Task brief →
Quote the rows below exactly, from the first row through the row containing "power-cell xyxy=(528,270,531,273)", including both.

⟨

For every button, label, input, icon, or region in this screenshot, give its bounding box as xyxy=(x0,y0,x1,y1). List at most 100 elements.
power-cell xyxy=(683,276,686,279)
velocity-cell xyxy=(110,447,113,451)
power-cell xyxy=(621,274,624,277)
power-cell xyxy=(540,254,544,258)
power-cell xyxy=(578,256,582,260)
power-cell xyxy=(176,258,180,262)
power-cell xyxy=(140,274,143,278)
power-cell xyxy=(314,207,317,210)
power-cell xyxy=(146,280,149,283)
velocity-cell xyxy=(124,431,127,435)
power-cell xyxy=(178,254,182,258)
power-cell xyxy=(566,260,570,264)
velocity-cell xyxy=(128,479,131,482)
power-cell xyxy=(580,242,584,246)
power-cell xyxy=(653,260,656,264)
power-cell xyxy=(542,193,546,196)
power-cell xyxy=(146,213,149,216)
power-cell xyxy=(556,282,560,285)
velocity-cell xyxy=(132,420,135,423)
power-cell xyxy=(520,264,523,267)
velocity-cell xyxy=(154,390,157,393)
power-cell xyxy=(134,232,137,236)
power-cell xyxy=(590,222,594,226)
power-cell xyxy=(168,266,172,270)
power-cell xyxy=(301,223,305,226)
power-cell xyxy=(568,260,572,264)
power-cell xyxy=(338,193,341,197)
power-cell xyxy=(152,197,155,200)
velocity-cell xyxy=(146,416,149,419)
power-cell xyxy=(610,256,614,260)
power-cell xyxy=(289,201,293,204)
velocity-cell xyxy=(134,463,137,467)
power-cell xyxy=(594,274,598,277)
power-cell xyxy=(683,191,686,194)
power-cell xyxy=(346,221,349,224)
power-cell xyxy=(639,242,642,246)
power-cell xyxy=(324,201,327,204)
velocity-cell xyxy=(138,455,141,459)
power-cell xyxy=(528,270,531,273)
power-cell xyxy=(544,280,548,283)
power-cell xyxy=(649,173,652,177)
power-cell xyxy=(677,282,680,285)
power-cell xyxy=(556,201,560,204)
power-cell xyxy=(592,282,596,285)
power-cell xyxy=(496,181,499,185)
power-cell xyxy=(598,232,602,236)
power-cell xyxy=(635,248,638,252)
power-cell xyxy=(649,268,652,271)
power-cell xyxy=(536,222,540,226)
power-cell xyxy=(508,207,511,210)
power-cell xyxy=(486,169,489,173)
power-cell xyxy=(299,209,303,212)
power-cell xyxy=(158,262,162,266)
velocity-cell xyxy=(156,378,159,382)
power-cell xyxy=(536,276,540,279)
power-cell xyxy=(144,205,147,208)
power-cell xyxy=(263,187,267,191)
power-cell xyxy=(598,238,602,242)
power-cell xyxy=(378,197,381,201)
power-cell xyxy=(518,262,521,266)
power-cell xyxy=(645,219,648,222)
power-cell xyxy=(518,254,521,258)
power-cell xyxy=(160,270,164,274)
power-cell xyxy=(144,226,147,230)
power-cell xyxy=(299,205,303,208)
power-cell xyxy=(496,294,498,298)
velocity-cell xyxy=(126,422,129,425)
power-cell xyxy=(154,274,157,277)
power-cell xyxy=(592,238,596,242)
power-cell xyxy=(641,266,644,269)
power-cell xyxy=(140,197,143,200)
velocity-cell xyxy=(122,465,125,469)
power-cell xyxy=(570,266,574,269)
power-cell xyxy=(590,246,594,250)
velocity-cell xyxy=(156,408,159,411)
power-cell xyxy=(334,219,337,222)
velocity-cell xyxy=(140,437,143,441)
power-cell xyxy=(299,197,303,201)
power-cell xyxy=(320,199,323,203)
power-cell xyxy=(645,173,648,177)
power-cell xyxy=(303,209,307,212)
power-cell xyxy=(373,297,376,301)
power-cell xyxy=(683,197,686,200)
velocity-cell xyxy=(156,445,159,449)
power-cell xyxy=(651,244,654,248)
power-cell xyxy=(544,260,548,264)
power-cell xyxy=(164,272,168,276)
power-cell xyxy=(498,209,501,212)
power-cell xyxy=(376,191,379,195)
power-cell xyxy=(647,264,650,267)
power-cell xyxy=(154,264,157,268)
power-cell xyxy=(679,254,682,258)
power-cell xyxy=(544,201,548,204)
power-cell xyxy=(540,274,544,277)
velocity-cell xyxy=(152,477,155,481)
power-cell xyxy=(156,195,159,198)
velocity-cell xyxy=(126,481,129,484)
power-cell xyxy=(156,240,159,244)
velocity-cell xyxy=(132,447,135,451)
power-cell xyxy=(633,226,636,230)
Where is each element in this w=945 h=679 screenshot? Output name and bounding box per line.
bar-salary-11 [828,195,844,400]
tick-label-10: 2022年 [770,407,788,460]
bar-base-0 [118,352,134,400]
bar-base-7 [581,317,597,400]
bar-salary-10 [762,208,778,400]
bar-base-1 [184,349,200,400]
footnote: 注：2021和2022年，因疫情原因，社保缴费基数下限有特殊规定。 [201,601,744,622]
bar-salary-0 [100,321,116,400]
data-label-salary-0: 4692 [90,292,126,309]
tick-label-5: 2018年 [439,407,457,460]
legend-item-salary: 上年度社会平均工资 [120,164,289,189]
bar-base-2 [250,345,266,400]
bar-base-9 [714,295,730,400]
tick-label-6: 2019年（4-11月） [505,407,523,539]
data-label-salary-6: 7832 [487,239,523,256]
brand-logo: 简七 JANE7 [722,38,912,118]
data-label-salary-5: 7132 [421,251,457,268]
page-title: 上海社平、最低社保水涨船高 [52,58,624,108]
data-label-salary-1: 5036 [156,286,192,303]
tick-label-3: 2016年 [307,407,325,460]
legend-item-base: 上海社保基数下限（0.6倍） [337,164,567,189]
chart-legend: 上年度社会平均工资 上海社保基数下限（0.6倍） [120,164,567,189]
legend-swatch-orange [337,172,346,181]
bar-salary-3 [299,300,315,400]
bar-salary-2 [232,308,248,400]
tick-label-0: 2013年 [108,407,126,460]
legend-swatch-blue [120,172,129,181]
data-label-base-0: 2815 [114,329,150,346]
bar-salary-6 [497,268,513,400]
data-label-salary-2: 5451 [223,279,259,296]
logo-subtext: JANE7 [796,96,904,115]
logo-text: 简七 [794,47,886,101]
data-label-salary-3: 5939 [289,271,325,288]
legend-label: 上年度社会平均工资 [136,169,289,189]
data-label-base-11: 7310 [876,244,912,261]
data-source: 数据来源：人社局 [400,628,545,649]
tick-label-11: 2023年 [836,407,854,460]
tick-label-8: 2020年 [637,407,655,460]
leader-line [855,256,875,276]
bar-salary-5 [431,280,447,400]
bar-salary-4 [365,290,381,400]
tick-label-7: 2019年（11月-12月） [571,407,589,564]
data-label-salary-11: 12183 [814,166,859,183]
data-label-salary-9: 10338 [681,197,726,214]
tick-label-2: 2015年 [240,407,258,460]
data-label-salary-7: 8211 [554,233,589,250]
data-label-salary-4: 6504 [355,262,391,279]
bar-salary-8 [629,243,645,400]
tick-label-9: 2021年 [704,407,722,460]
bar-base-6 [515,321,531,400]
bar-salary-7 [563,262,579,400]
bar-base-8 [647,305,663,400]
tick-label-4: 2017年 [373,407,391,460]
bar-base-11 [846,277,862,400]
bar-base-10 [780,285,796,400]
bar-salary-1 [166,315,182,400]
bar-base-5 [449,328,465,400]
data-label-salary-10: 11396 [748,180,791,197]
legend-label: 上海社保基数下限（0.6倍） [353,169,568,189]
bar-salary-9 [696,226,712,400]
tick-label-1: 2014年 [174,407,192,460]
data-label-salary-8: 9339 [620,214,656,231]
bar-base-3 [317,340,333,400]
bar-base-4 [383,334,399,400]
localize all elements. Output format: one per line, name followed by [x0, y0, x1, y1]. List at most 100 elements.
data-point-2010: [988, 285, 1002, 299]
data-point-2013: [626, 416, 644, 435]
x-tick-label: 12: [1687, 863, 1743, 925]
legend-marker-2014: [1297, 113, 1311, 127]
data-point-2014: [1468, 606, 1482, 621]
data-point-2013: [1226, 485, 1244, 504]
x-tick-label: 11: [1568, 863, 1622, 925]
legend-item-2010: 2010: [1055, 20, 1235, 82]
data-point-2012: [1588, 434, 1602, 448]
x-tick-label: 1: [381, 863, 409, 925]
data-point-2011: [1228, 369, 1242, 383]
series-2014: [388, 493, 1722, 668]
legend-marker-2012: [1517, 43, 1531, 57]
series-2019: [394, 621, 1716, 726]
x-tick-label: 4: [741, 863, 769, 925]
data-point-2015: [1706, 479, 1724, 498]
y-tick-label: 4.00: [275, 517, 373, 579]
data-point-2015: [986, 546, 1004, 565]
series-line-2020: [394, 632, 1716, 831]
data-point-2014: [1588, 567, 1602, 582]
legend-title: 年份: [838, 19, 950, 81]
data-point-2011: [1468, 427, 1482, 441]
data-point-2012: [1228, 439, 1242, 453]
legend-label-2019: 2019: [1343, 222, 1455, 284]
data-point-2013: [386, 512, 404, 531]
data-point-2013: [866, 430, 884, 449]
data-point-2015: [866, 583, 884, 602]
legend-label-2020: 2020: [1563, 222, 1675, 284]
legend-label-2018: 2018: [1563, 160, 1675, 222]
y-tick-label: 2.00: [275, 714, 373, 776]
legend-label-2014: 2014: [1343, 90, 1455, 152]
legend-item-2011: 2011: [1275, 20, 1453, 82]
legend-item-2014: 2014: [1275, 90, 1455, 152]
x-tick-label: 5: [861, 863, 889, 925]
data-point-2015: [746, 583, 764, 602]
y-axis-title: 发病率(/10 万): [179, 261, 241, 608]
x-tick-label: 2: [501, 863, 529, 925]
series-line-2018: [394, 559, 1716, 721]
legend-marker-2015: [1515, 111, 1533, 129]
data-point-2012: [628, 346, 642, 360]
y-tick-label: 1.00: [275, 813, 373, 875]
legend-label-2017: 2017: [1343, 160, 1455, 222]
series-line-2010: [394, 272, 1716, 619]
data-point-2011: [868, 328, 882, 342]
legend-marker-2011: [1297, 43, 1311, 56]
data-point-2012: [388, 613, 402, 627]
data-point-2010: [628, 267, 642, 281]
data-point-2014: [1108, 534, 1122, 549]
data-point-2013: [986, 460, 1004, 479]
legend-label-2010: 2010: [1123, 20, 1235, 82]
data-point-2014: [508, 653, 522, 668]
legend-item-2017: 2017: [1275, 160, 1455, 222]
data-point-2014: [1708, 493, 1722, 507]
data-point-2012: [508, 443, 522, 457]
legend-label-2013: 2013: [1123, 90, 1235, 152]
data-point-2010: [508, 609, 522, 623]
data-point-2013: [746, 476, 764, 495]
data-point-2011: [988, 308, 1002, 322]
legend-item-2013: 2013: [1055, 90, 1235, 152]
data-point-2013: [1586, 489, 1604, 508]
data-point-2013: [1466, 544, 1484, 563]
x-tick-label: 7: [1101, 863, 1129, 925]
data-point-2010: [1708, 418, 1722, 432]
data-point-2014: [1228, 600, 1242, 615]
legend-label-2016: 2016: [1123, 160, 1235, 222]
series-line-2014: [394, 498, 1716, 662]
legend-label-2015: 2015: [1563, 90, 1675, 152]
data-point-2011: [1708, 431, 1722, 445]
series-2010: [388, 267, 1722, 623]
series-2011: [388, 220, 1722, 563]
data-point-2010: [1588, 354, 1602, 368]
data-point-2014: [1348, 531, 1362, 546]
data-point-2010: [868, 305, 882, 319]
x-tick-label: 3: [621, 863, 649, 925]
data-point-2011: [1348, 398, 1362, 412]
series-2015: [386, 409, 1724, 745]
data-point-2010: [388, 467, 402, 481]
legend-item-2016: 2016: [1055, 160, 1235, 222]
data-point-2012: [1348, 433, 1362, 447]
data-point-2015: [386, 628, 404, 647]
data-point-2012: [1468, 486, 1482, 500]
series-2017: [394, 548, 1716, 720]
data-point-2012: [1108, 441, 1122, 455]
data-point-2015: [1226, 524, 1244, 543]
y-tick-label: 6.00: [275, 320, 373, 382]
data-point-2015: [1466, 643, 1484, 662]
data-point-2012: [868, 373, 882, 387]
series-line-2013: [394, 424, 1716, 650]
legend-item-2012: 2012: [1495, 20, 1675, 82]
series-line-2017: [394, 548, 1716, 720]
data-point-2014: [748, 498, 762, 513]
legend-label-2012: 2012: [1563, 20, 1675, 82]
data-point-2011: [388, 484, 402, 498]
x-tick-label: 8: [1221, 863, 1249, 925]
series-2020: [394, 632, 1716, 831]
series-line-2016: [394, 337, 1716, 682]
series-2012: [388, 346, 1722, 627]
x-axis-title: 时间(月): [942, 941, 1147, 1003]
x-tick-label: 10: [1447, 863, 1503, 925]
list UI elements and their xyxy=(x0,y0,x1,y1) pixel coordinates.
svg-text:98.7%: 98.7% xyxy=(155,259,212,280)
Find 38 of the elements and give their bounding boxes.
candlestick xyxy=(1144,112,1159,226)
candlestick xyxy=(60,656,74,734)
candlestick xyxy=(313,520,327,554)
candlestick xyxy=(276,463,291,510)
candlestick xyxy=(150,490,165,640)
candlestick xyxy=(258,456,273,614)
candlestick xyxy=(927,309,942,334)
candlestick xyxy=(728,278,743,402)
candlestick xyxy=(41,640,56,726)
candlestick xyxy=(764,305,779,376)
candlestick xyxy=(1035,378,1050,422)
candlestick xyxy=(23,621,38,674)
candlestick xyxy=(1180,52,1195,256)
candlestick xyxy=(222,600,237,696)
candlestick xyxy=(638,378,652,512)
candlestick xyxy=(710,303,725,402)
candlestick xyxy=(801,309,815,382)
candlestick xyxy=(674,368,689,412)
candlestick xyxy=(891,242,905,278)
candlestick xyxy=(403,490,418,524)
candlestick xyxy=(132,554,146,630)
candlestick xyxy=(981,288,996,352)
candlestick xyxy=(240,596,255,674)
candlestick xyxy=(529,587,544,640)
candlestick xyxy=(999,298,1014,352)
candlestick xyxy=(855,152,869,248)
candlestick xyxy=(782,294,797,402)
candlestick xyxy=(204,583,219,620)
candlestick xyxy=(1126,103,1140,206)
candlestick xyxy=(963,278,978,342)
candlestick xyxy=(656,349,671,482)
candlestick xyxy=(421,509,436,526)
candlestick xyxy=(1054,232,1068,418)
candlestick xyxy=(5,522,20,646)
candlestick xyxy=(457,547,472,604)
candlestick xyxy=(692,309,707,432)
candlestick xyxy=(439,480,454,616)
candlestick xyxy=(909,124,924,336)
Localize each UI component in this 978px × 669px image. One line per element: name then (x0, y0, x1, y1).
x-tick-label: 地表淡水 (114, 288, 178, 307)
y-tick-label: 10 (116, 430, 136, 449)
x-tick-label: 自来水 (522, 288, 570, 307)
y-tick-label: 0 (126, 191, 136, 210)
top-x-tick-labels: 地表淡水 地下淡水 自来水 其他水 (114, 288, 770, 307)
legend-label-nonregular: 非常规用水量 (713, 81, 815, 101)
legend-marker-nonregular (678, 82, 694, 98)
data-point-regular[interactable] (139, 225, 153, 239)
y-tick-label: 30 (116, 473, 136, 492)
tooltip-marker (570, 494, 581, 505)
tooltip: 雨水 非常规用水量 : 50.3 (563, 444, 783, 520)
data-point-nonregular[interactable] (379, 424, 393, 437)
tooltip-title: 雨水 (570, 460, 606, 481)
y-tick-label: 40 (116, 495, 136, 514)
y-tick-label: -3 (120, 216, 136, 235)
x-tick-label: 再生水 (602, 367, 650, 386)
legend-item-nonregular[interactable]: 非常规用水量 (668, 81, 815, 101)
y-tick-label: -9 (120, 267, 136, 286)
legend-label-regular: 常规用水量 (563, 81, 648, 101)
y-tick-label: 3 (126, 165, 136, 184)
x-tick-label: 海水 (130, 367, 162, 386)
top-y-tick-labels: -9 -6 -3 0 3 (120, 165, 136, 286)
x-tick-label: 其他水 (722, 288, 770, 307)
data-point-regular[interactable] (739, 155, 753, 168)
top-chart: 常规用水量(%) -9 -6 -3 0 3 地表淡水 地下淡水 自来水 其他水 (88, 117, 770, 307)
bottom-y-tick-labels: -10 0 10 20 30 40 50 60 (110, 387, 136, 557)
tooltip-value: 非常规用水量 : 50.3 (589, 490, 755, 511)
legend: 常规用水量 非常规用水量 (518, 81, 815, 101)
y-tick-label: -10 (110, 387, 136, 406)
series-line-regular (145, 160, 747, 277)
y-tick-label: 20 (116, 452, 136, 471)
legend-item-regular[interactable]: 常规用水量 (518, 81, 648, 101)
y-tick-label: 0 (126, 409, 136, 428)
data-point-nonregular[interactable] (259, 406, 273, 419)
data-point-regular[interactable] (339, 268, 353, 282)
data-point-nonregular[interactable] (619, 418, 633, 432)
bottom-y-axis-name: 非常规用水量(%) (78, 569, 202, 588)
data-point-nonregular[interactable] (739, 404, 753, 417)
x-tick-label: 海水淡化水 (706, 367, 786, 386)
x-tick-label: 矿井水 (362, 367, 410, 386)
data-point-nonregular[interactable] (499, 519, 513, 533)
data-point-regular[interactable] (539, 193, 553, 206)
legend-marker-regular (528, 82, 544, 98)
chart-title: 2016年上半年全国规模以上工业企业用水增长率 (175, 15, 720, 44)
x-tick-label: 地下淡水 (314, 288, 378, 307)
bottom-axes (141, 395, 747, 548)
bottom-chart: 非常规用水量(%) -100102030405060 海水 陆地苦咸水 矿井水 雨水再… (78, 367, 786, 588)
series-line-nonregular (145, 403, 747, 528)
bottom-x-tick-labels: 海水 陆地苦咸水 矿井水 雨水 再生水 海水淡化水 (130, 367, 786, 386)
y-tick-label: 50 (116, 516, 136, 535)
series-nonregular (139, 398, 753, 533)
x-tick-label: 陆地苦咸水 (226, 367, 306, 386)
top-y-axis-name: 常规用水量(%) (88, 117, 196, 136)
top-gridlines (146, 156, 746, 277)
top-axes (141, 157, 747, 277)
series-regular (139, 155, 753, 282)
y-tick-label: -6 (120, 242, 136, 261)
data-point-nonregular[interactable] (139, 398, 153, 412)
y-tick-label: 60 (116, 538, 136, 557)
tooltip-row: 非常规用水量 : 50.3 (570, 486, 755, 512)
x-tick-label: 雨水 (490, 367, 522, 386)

⟩

Completed exercise →
For every button, label, input, icon, or region in this screenshot, give its bounding box as xyxy=(x0,y0,x1,y1). List at most 100 elements.
power-cell xyxy=(683,276,686,279)
velocity-cell xyxy=(110,447,113,451)
power-cell xyxy=(621,274,624,277)
power-cell xyxy=(540,254,544,258)
power-cell xyxy=(578,256,582,260)
power-cell xyxy=(176,258,180,262)
power-cell xyxy=(140,274,143,278)
power-cell xyxy=(314,207,317,210)
power-cell xyxy=(146,280,149,283)
velocity-cell xyxy=(124,431,127,435)
power-cell xyxy=(178,254,182,258)
power-cell xyxy=(566,260,570,264)
velocity-cell xyxy=(128,479,131,482)
power-cell xyxy=(580,242,584,246)
power-cell xyxy=(653,260,656,264)
power-cell xyxy=(542,193,546,196)
power-cell xyxy=(146,213,149,216)
power-cell xyxy=(556,282,560,285)
velocity-cell xyxy=(132,420,135,423)
power-cell xyxy=(520,264,523,267)
velocity-cell xyxy=(154,390,157,393)
power-cell xyxy=(134,232,137,236)
power-cell xyxy=(590,222,594,226)
power-cell xyxy=(168,266,172,270)
power-cell xyxy=(301,223,305,226)
power-cell xyxy=(568,260,572,264)
power-cell xyxy=(338,193,341,197)
power-cell xyxy=(152,197,155,200)
velocity-cell xyxy=(146,416,149,419)
power-cell xyxy=(610,256,614,260)
power-cell xyxy=(289,201,293,204)
velocity-cell xyxy=(134,463,137,467)
power-cell xyxy=(594,274,598,277)
power-cell xyxy=(683,191,686,194)
power-cell xyxy=(346,221,349,224)
power-cell xyxy=(639,242,642,246)
power-cell xyxy=(324,201,327,204)
velocity-cell xyxy=(138,455,141,459)
power-cell xyxy=(528,270,531,273)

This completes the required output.